-------- Entries --------
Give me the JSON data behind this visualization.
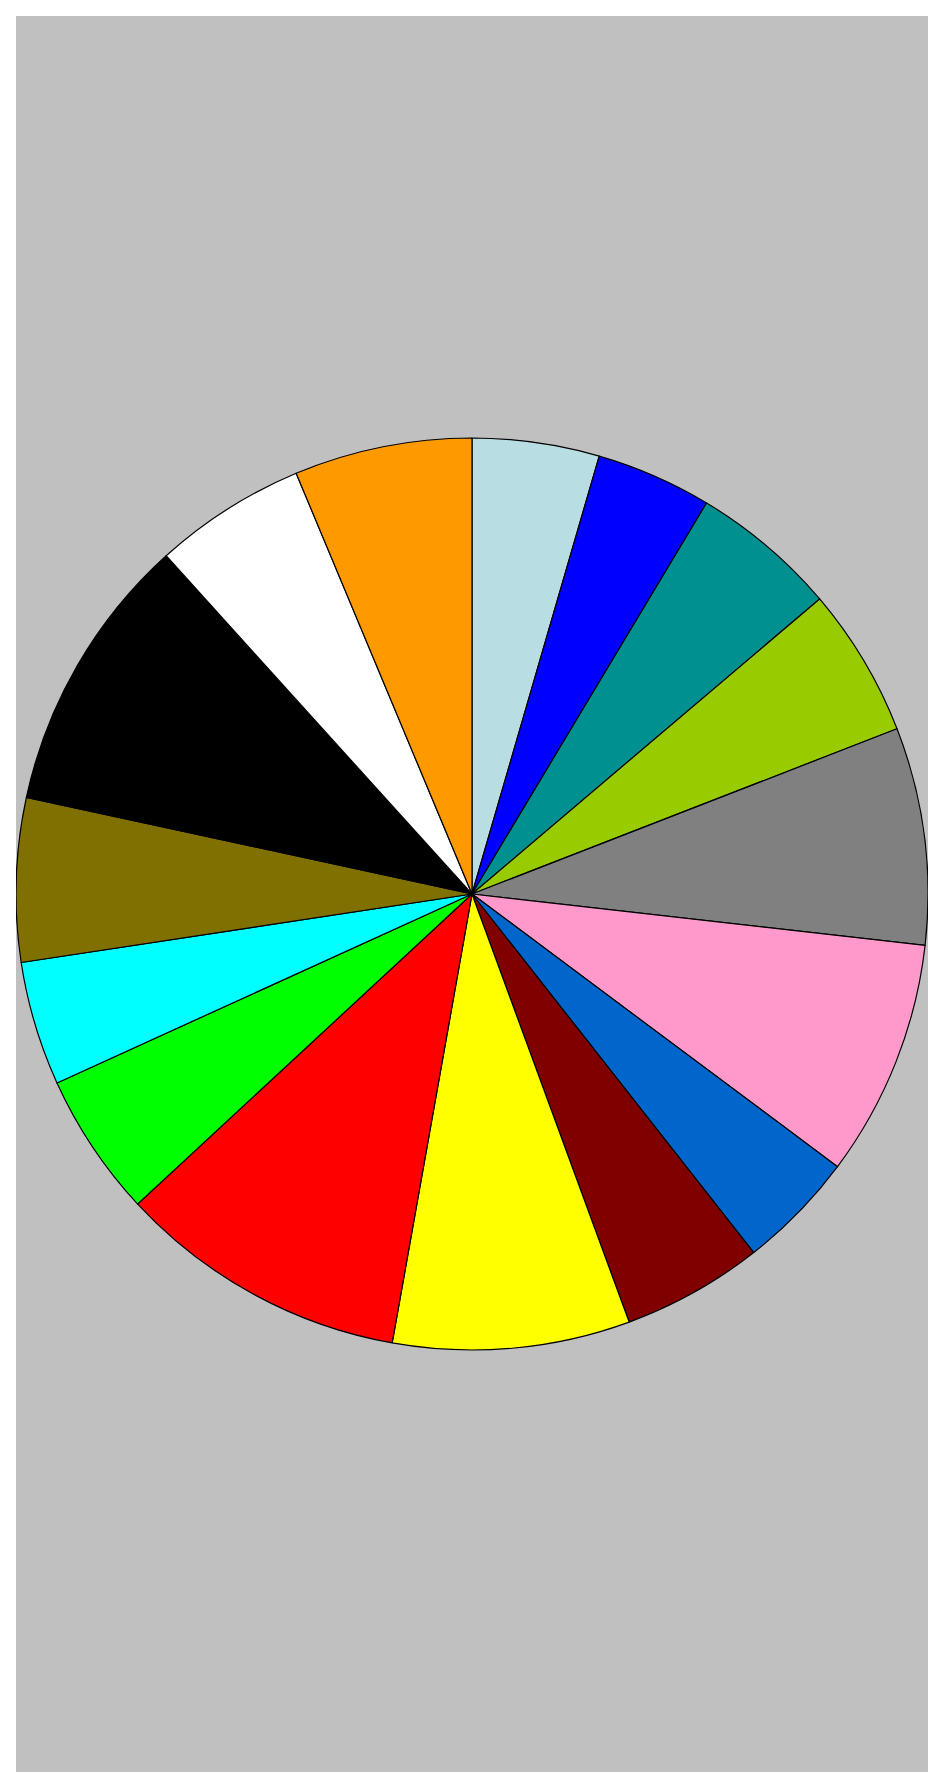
{
  "chart_data": {
    "type": "pie",
    "categories": [
      null,
      null,
      null,
      null,
      null,
      null,
      null,
      null,
      null,
      null,
      null,
      null,
      null,
      null,
      null,
      null
    ],
    "values": [
      4.5,
      4.1,
      5.2,
      5.3,
      7.7,
      8.4,
      4.2,
      5.0,
      8.4,
      10.3,
      5.1,
      4.4,
      5.8,
      9.9,
      5.4,
      6.3
    ],
    "colors": [
      "#b8dde2",
      "#0000ff",
      "#009090",
      "#99cc00",
      "#808080",
      "#ff99cc",
      "#0066cc",
      "#800000",
      "#ffff00",
      "#ff0000",
      "#00ff00",
      "#00ffff",
      "#807000",
      "#000000",
      "#ffffff",
      "#ff9900"
    ]
  }
}
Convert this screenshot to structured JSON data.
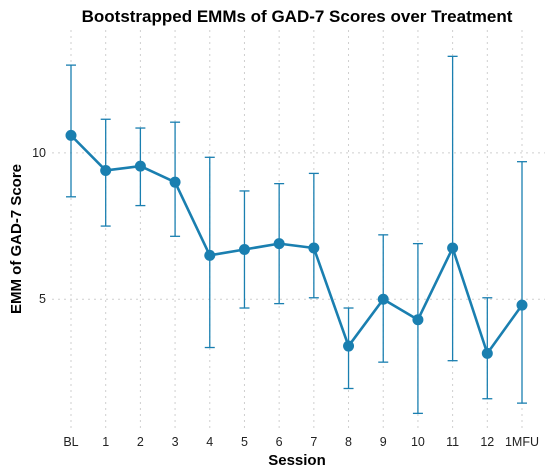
{
  "chart_data": {
    "type": "line",
    "title": "Bootstrapped EMMs of GAD-7 Scores over Treatment",
    "xlabel": "Session",
    "ylabel": "EMM of GAD-7 Score",
    "categories": [
      "BL",
      "1",
      "2",
      "3",
      "4",
      "5",
      "6",
      "7",
      "8",
      "9",
      "10",
      "11",
      "12",
      "1MFU"
    ],
    "values": [
      10.6,
      9.4,
      9.55,
      9.0,
      6.5,
      6.7,
      6.9,
      6.75,
      3.4,
      5.0,
      4.3,
      6.75,
      3.15,
      4.8
    ],
    "error_lower": [
      8.5,
      7.5,
      8.2,
      7.15,
      3.35,
      4.7,
      4.85,
      5.05,
      1.95,
      2.85,
      1.1,
      2.9,
      1.6,
      1.45
    ],
    "error_upper": [
      13.0,
      11.15,
      10.85,
      11.05,
      9.85,
      8.7,
      8.95,
      9.3,
      4.7,
      7.2,
      6.9,
      13.3,
      5.05,
      9.7
    ],
    "yticks": [
      5,
      10
    ],
    "ylim": [
      0.6,
      14.2
    ],
    "grid": true,
    "color": "#1a7fb0"
  }
}
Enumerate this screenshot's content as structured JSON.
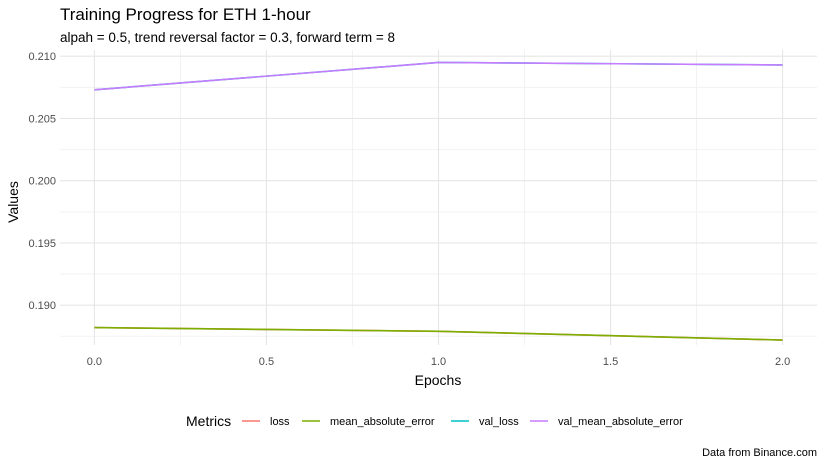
{
  "chart_data": {
    "type": "line",
    "title": "Training Progress for ETH 1-hour",
    "subtitle": "alpah = 0.5, trend reversal factor = 0.3, forward term = 8",
    "xlabel": "Epochs",
    "ylabel": "Values",
    "caption": "Data from Binance.com",
    "xlim": [
      -0.1,
      2.1
    ],
    "ylim": [
      0.1868,
      0.2105
    ],
    "x_ticks": [
      0.0,
      0.5,
      1.0,
      1.5,
      2.0
    ],
    "x_tick_labels": [
      "0.0",
      "0.5",
      "1.0",
      "1.5",
      "2.0"
    ],
    "y_ticks": [
      0.19,
      0.195,
      0.2,
      0.205,
      0.21
    ],
    "y_tick_labels": [
      "0.190",
      "0.195",
      "0.200",
      "0.205",
      "0.210"
    ],
    "grid": true,
    "legend": {
      "title": "Metrics",
      "position": "bottom"
    },
    "series": [
      {
        "name": "loss",
        "color": "#F8766D",
        "x": [
          0,
          1,
          2
        ],
        "y": [
          0.1882,
          0.1879,
          0.1872
        ]
      },
      {
        "name": "mean_absolute_error",
        "color": "#7CAE00",
        "x": [
          0,
          1,
          2
        ],
        "y": [
          0.1882,
          0.1879,
          0.1872
        ]
      },
      {
        "name": "val_loss",
        "color": "#00BFC4",
        "x": [
          0,
          1,
          2
        ],
        "y": [
          0.2073,
          0.2095,
          0.2093
        ]
      },
      {
        "name": "val_mean_absolute_error",
        "color": "#C77CFF",
        "x": [
          0,
          1,
          2
        ],
        "y": [
          0.2073,
          0.2095,
          0.2093
        ]
      }
    ]
  }
}
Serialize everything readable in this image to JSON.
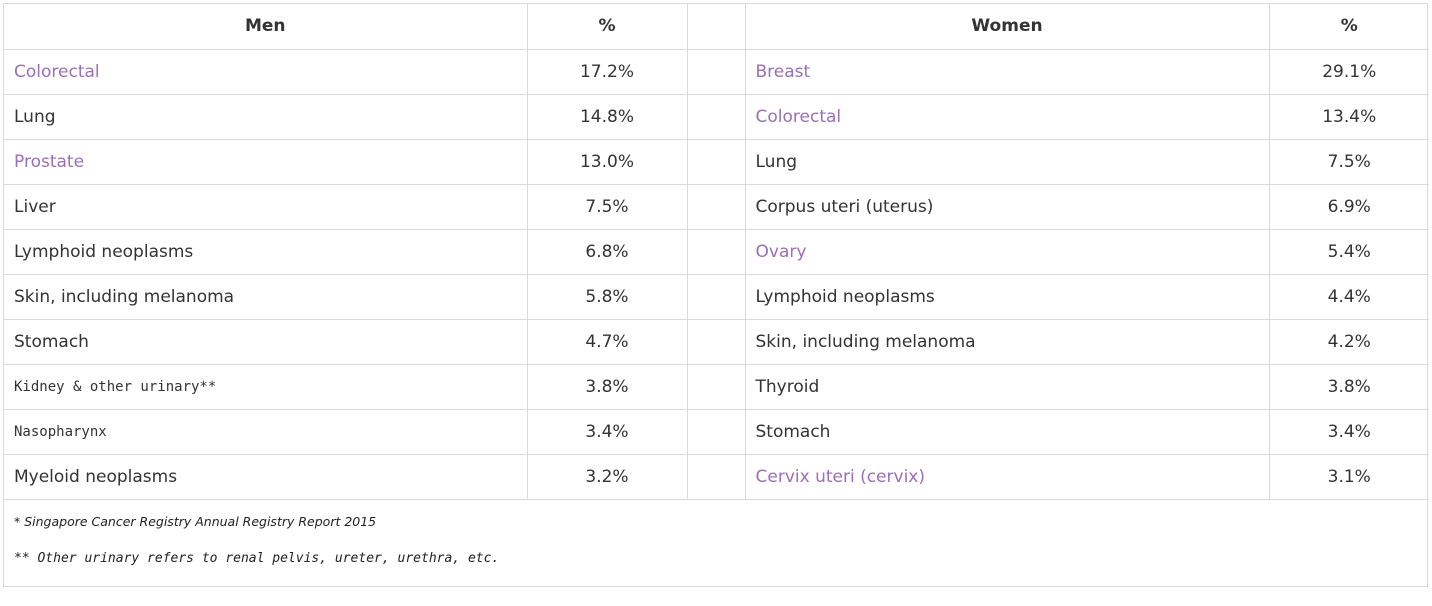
{
  "headers": {
    "men": "Men",
    "men_pct": "%",
    "women": "Women",
    "women_pct": "%"
  },
  "rows": [
    {
      "men": "Colorectal",
      "men_pct": "17.2%",
      "women": "Breast",
      "women_pct": "29.1%"
    },
    {
      "men": "Lung",
      "men_pct": "14.8%",
      "women": "Colorectal",
      "women_pct": "13.4%"
    },
    {
      "men": "Prostate",
      "men_pct": "13.0%",
      "women": "Lung",
      "women_pct": "7.5%"
    },
    {
      "men": "Liver",
      "men_pct": "7.5%",
      "women": "Corpus uteri (uterus)",
      "women_pct": "6.9%"
    },
    {
      "men": "Lymphoid neoplasms",
      "men_pct": "6.8%",
      "women": "Ovary",
      "women_pct": "5.4%"
    },
    {
      "men": "Skin, including melanoma",
      "men_pct": "5.8%",
      "women": "Lymphoid neoplasms",
      "women_pct": "4.4%"
    },
    {
      "men": "Stomach",
      "men_pct": "4.7%",
      "women": "Skin, including melanoma",
      "women_pct": "4.2%"
    },
    {
      "men": "Kidney & other urinary**",
      "men_pct": "3.8%",
      "women": "Thyroid",
      "women_pct": "3.8%"
    },
    {
      "men": "Nasopharynx",
      "men_pct": "3.4%",
      "women": "Stomach",
      "women_pct": "3.4%"
    },
    {
      "men": "Myeloid neoplasms",
      "men_pct": "3.2%",
      "women": "Cervix uteri (cervix)",
      "women_pct": "3.1%"
    }
  ],
  "footnotes": {
    "source": "* Singapore Cancer Registry Annual Registry Report 2015",
    "urinary": "** Other urinary refers to renal pelvis, ureter, urethra, etc."
  },
  "colors": {
    "link": "#9b6fb5",
    "text": "#333333",
    "border": "#d9d9d9"
  }
}
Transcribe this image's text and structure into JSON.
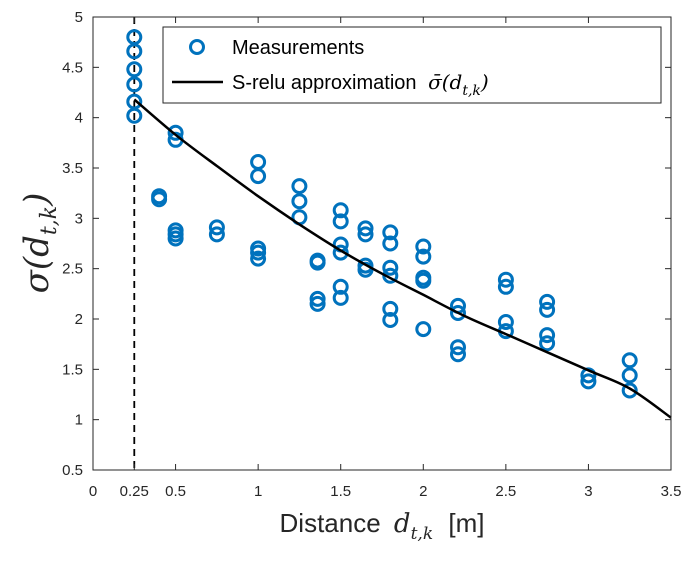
{
  "chart_data": {
    "type": "scatter",
    "xlabel": "Distance",
    "xlabel_math": "d",
    "xlabel_math_sub": "t,k",
    "xlabel_unit": "[m]",
    "ylabel": "σ(d",
    "ylabel_sub": "t,k",
    "ylabel_close": ")",
    "xlim": [
      0,
      3.5
    ],
    "ylim": [
      0.5,
      5
    ],
    "xticks": [
      0,
      0.25,
      0.5,
      1,
      1.5,
      2,
      2.5,
      3,
      3.5
    ],
    "xtick_labels": [
      "0",
      "0.25",
      "0.5",
      "1",
      "1.5",
      "2",
      "2.5",
      "3",
      "3.5"
    ],
    "yticks": [
      0.5,
      1,
      1.5,
      2,
      2.5,
      3,
      3.5,
      4,
      4.5,
      5
    ],
    "ytick_labels": [
      "0.5",
      "1",
      "1.5",
      "2",
      "2.5",
      "3",
      "3.5",
      "4",
      "4.5",
      "5"
    ],
    "grid": false,
    "legend_position": "top-right",
    "colors": {
      "measurements": "#0072BD",
      "approximation": "#000000",
      "axis": "#262626"
    },
    "vline": {
      "x": 0.25,
      "style": "dashed"
    },
    "series": [
      {
        "name": "Measurements",
        "kind": "scatter",
        "points": [
          [
            0.25,
            4.8
          ],
          [
            0.25,
            4.66
          ],
          [
            0.25,
            4.48
          ],
          [
            0.25,
            4.33
          ],
          [
            0.25,
            4.16
          ],
          [
            0.25,
            4.02
          ],
          [
            0.4,
            3.22
          ],
          [
            0.4,
            3.19
          ],
          [
            0.5,
            3.85
          ],
          [
            0.5,
            3.78
          ],
          [
            0.5,
            2.88
          ],
          [
            0.5,
            2.84
          ],
          [
            0.5,
            2.8
          ],
          [
            0.75,
            2.91
          ],
          [
            0.75,
            2.84
          ],
          [
            1.0,
            3.56
          ],
          [
            1.0,
            3.42
          ],
          [
            1.0,
            2.7
          ],
          [
            1.0,
            2.66
          ],
          [
            1.0,
            2.6
          ],
          [
            1.25,
            3.32
          ],
          [
            1.25,
            3.17
          ],
          [
            1.25,
            3.01
          ],
          [
            1.36,
            2.58
          ],
          [
            1.36,
            2.56
          ],
          [
            1.36,
            2.2
          ],
          [
            1.36,
            2.15
          ],
          [
            1.5,
            3.08
          ],
          [
            1.5,
            2.97
          ],
          [
            1.5,
            2.74
          ],
          [
            1.5,
            2.66
          ],
          [
            1.5,
            2.32
          ],
          [
            1.5,
            2.21
          ],
          [
            1.65,
            2.9
          ],
          [
            1.65,
            2.84
          ],
          [
            1.65,
            2.53
          ],
          [
            1.65,
            2.49
          ],
          [
            1.8,
            2.86
          ],
          [
            1.8,
            2.75
          ],
          [
            1.8,
            2.51
          ],
          [
            1.8,
            2.43
          ],
          [
            1.8,
            2.1
          ],
          [
            1.8,
            1.99
          ],
          [
            2.0,
            2.72
          ],
          [
            2.0,
            2.62
          ],
          [
            2.0,
            2.41
          ],
          [
            2.0,
            2.38
          ],
          [
            2.0,
            1.9
          ],
          [
            2.21,
            2.13
          ],
          [
            2.21,
            2.06
          ],
          [
            2.21,
            1.72
          ],
          [
            2.21,
            1.65
          ],
          [
            2.5,
            2.39
          ],
          [
            2.5,
            2.32
          ],
          [
            2.5,
            1.97
          ],
          [
            2.5,
            1.88
          ],
          [
            2.75,
            2.17
          ],
          [
            2.75,
            2.09
          ],
          [
            2.75,
            1.84
          ],
          [
            2.75,
            1.76
          ],
          [
            3.0,
            1.44
          ],
          [
            3.0,
            1.38
          ],
          [
            3.25,
            1.59
          ],
          [
            3.25,
            1.44
          ],
          [
            3.25,
            1.29
          ]
        ]
      },
      {
        "name": "S-relu approximation",
        "name_math": "σ̄(d",
        "name_math_sub": "t,k",
        "name_math_close": ")",
        "kind": "line",
        "points": [
          [
            0.25,
            4.18
          ],
          [
            0.5,
            3.83
          ],
          [
            0.75,
            3.52
          ],
          [
            1.0,
            3.22
          ],
          [
            1.25,
            2.94
          ],
          [
            1.5,
            2.68
          ],
          [
            1.75,
            2.45
          ],
          [
            2.0,
            2.24
          ],
          [
            2.25,
            2.03
          ],
          [
            2.5,
            1.85
          ],
          [
            2.75,
            1.67
          ],
          [
            3.0,
            1.49
          ],
          [
            3.25,
            1.31
          ],
          [
            3.5,
            1.02
          ]
        ]
      }
    ]
  }
}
--------
Lines that hold "screenshot" are the ones to copy; find all of them.

Convert this screenshot to structured JSON data.
Enumerate this screenshot's content as structured JSON.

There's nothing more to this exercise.